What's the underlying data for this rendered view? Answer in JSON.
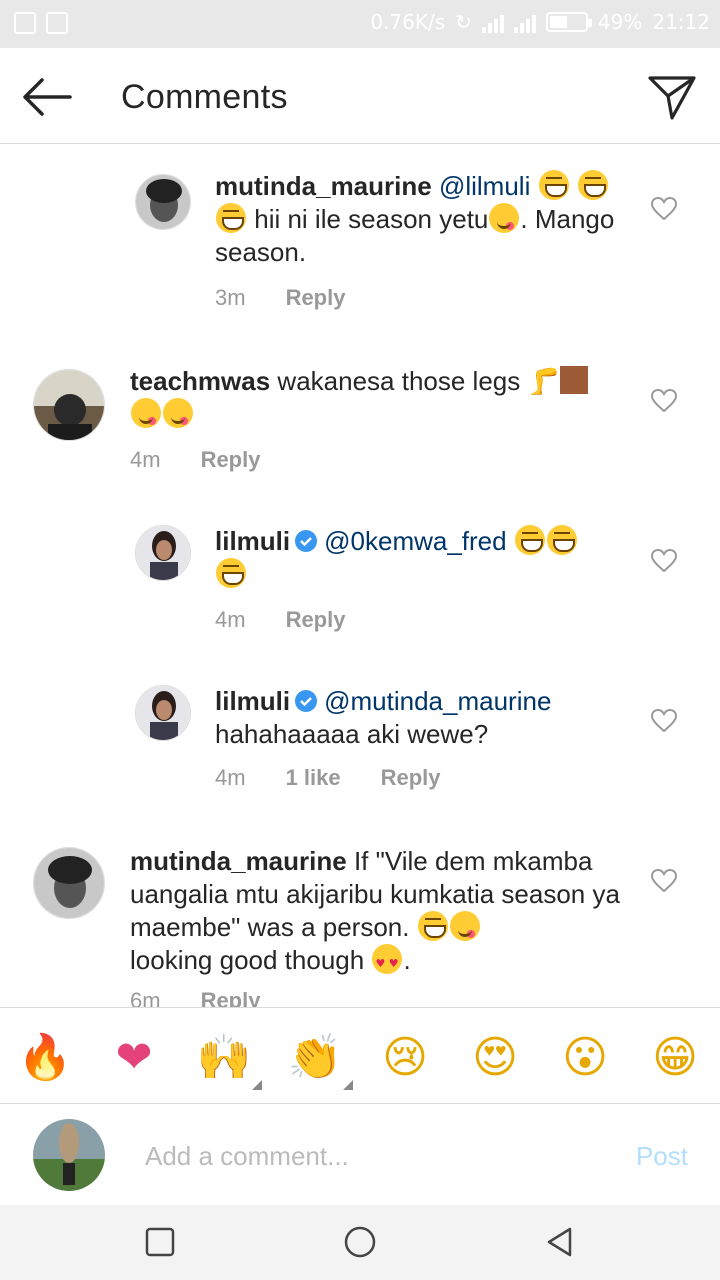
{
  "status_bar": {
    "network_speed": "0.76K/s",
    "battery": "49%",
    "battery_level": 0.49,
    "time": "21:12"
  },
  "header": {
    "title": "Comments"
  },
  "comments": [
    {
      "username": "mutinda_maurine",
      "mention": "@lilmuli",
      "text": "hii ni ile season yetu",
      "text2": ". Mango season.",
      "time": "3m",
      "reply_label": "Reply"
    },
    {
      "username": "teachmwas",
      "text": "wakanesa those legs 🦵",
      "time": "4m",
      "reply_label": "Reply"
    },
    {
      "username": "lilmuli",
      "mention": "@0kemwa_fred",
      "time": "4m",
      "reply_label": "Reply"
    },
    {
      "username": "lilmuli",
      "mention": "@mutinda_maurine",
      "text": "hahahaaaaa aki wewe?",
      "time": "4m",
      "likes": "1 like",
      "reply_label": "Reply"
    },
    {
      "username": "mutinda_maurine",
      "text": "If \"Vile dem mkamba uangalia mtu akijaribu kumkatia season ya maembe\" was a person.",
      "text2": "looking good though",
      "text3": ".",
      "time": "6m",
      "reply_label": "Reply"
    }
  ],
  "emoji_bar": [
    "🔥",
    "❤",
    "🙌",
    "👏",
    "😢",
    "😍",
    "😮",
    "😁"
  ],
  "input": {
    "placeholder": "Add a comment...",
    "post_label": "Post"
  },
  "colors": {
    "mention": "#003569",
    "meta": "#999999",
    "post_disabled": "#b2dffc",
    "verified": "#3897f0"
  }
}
.....
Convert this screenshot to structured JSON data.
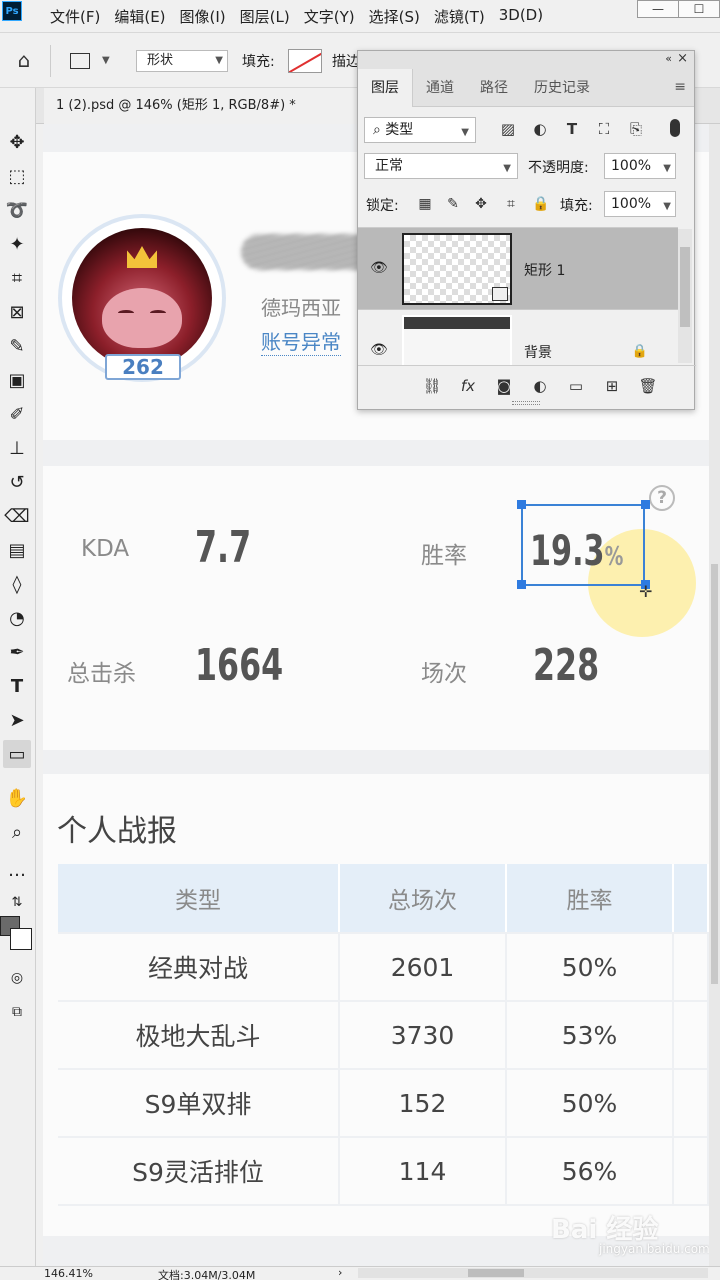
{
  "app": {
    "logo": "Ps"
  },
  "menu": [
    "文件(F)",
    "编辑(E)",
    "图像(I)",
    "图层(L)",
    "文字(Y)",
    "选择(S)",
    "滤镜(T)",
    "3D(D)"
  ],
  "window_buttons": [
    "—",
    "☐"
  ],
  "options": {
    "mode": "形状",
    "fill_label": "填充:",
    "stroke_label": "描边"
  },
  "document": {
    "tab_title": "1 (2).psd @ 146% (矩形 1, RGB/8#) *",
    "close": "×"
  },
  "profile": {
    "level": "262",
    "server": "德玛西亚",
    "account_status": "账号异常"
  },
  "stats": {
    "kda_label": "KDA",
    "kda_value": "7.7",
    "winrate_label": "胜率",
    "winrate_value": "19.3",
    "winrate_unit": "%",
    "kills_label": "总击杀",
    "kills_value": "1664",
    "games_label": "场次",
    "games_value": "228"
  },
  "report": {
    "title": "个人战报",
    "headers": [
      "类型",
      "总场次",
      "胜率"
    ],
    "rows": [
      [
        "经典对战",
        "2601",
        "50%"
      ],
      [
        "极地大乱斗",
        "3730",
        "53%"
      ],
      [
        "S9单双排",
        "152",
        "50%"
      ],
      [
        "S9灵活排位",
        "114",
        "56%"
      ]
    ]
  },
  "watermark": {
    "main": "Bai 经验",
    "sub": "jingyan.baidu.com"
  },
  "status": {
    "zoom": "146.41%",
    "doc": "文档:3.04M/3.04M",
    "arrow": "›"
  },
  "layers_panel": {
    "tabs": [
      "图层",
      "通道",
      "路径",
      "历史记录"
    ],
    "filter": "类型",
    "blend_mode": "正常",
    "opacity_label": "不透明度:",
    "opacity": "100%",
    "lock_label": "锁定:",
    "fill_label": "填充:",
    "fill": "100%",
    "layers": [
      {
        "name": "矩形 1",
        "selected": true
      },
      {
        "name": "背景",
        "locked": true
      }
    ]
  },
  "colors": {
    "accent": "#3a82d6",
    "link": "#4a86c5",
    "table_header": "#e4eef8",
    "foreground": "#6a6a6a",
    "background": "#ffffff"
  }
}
.....
§ **REQUIRED WORK**
State how many lines hold the word "JSON". The number is the whole answer.

§ **CORRECT ANSWER**
2